- [Dataset records]

<<<<

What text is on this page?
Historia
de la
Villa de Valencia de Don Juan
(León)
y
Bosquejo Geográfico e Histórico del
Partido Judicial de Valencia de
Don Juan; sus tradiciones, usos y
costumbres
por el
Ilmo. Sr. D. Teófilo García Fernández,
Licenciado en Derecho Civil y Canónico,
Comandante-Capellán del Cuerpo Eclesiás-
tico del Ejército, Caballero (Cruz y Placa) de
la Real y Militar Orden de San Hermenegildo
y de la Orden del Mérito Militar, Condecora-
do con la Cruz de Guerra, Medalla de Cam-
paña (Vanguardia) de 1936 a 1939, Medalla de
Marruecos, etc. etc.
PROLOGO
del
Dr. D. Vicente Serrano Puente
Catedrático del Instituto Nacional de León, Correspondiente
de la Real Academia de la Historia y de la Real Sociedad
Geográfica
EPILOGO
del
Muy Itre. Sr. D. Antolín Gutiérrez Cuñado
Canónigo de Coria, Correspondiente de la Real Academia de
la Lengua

>>>>

- [Exercise goal]
Return all lines containing the word "Juan".

- [Answer in full]
Villa de Valencia de Don Juan
Don Juan; sus tradiciones, usos y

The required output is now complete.